Y no digamos, por favor, que después de todo esos productos discutibles siempre serán preferibles a los venenos de que está surtido el mercado.

Ante todo está el gusto del pan.

Esperando a que la fe haga un milagro, la caridad comienza a actuar El riesgo de cierto tipo de lectura del evangelio de hoy consiste en sacar una conclusión de este tipo: dado que ni el milagro de multiplicar los panes y los peces ni los de otro tipo están al alcance de nuestras posibilidades...
Yo creo más bien que el relato nos afecta y nos compromete más de lo que podríamos sospechar.
Jesús, en primer lugar, «responsabíliza» a los apóstoles, que sugieren una solución dictada por el sentido común, pero que en la práctica refleja una mentalidad bastante difundida frente a los problemas más dramáticos: «¿Qué podemos hacer nosotros? ¡Que cada uno se las arregle como pueda! ¡peor para él si no lo puede solucionar solo! No será culpa nuestra si alguno se queda con el estómago vacío o con el peso de una colosal injusticia en el estómago. Ya tenemos bastante con nuestros problemas, con nuestras preocupaciones, con nuestros líos; no podemos cargarnos con los problemas de los demás ...».

«Dadles vosotros de comer...».

Es verdad que luego lo solucionará él.
Pero, entretanto, quiso que los apóstoles se encargasen del hambre de los demás, que se sintieran responsables (iba a decir «culpables») de ella y que repartieran, más que el escaso pan que habían reunido, su misma compasión por la gente.

▸ ENTRADAS EXTRAÍDAS
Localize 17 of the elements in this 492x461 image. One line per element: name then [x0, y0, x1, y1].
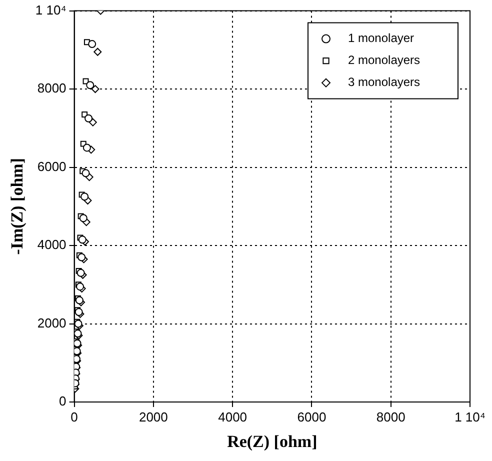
legend-label: 1 monolayer	[348, 31, 414, 46]
x-tick-label: 2000	[138, 409, 168, 424]
legend-label: 3 monolayers	[348, 75, 420, 90]
x-tick-label: 1 10⁴	[454, 409, 486, 424]
y-tick-label: 1 10⁴	[35, 2, 66, 18]
legend-label: 2 monolayers	[348, 53, 420, 68]
y-tick-label: 4000	[37, 237, 66, 252]
x-tick-label: 0	[70, 409, 78, 424]
y-tick-label: 6000	[37, 158, 66, 174]
y-tick-label: 2000	[37, 315, 66, 330]
y-tick-label: 8000	[37, 80, 66, 96]
x-axis-title: Re(Z) [ohm]	[227, 432, 318, 452]
y-axis-title: -Im(Z) [ohm]	[8, 158, 27, 255]
x-tick-label: 4000	[218, 409, 248, 424]
x-tick-label: 8000	[376, 409, 406, 424]
x-tick-label: 6000	[297, 409, 326, 424]
y-tick-label: 0	[59, 394, 66, 409]
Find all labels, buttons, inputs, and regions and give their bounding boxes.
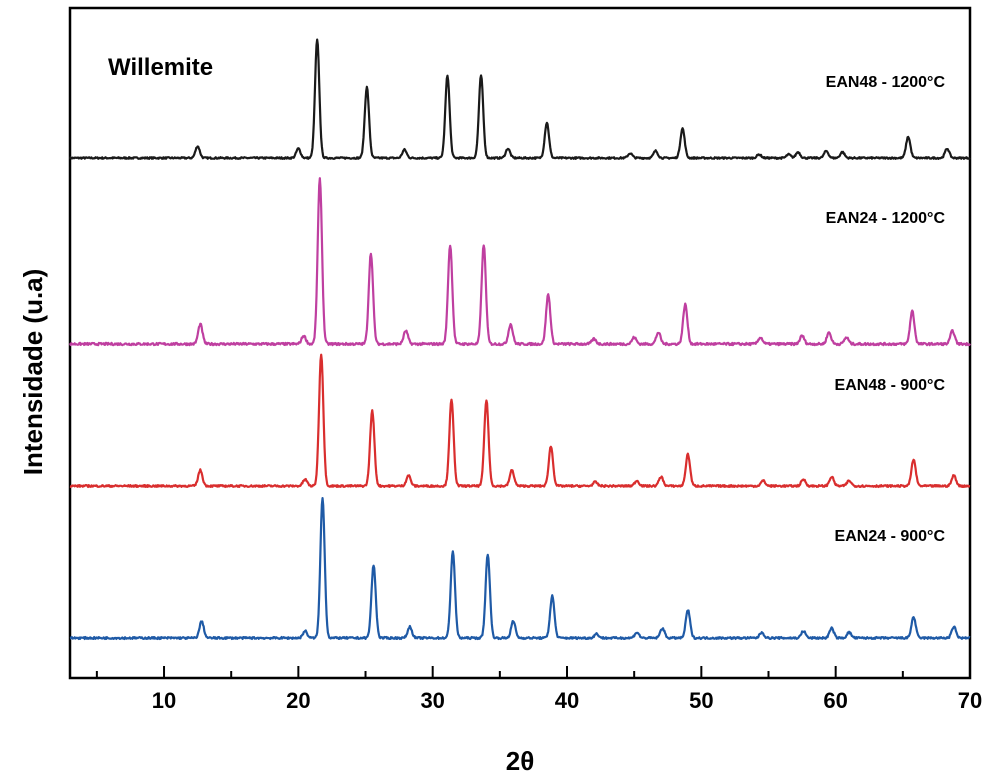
x-tick-label: 20 xyxy=(286,688,310,713)
series-label: EAN24 - 900°C xyxy=(835,528,946,545)
x-axis-ticks: 10 20 30 40 50 60 70 xyxy=(95,666,982,713)
series-line xyxy=(68,38,971,160)
series-line xyxy=(69,353,971,489)
x-tick-label: 40 xyxy=(555,688,579,713)
x-tick-label: 70 xyxy=(958,688,982,713)
x-tick-label: 30 xyxy=(420,688,444,713)
series-layer: EAN48 - 1200°C EAN24 - 1200°C EAN48 - 900°… xyxy=(68,38,971,641)
x-tick-label: 10 xyxy=(152,688,176,713)
x-axis-title: 2θ xyxy=(506,746,535,776)
y-axis-title: Intensidade (u.a) xyxy=(18,269,48,476)
x-tick-label: 60 xyxy=(823,688,847,713)
annotation-willemite: Willemite xyxy=(108,54,213,81)
series-line xyxy=(68,177,971,347)
x-tick-label: 50 xyxy=(689,688,713,713)
series-label: EAN48 - 900°C xyxy=(835,377,946,394)
series-label: EAN24 - 1200°C xyxy=(826,210,946,227)
series-label: EAN48 - 1200°C xyxy=(826,74,946,91)
series-line xyxy=(69,496,971,641)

▸ TAREAS
**A)** Transcribe del texto mostrado el fragmento que va desde "Yo creo más" hasta "lo solucionará él.".
**B)** Según el texto mostrado, ¿qué clase de solución sugieren los apóstoles?

▸ SOLUCIONES
**A)**
Yo creo más bien que el relato nos afecta y nos compromete más de lo que podríamos sospechar.
Jesús, en primer lugar, «responsabíliza» a los apóstoles, que sugieren una solución dictada por el sentido común, pero que en la práctica refleja una mentalidad bastante difundida frente a los problemas más dramáticos: «¿Qué podemos hacer nosotros? ¡Que cada uno se las arregle como pueda! ¡peor para él si no lo puede solucionar solo! No será culpa nuestra si alguno se queda con el estómago vacío o con el peso de una colosal injusticia en el estómago. Ya tenemos bastante con nuestros problemas, con nuestras preocupaciones, con nuestros líos; no podemos cargarnos con los problemas de los demás ...».

«Dadles vosotros de comer...».

Es verdad que luego lo solucionará él.

**B)** Una solución dictada por el sentido común.